* **WHAT THE TASK ASKS**
Would you transcribe the whole listing exactly, minus its pictures?
(begin)
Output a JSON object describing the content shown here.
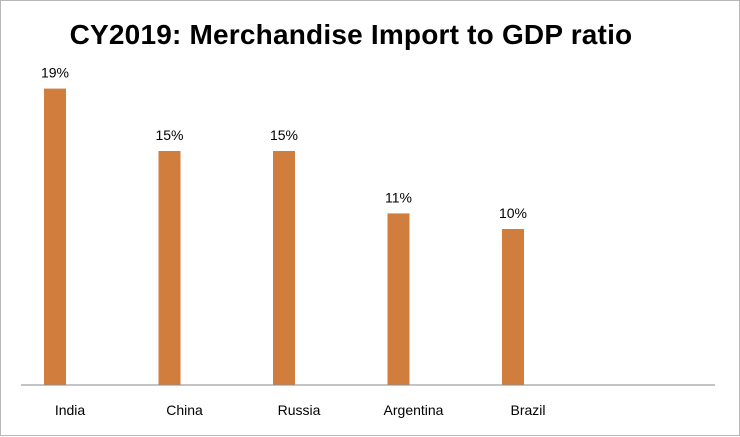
{
  "chart_data": {
    "type": "bar",
    "title": "CY2019: Merchandise Import to GDP ratio",
    "xlabel": "",
    "ylabel": "",
    "categories": [
      "India",
      "China",
      "Russia",
      "Argentina",
      "Brazil"
    ],
    "values": [
      19,
      15,
      15,
      11,
      10
    ],
    "value_labels": [
      "19%",
      "15%",
      "15%",
      "11%",
      "10%"
    ],
    "unit": "%",
    "ylim": [
      0,
      20
    ],
    "grid": false,
    "legend": "none",
    "bar_color": "#d17d3e",
    "axis_color": "#8a8a8a"
  }
}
(end)
* **EXERCISE ANSWER**
Output a JSON object describing the content shown here.
{
  "chart_data": {
    "type": "bar",
    "title": "CY2019: Merchandise Import to GDP ratio",
    "xlabel": "",
    "ylabel": "",
    "categories": [
      "India",
      "China",
      "Russia",
      "Argentina",
      "Brazil"
    ],
    "values": [
      19,
      15,
      15,
      11,
      10
    ],
    "value_labels": [
      "19%",
      "15%",
      "15%",
      "11%",
      "10%"
    ],
    "unit": "%",
    "ylim": [
      0,
      20
    ],
    "grid": false,
    "legend": "none",
    "bar_color": "#d17d3e",
    "axis_color": "#8a8a8a"
  }
}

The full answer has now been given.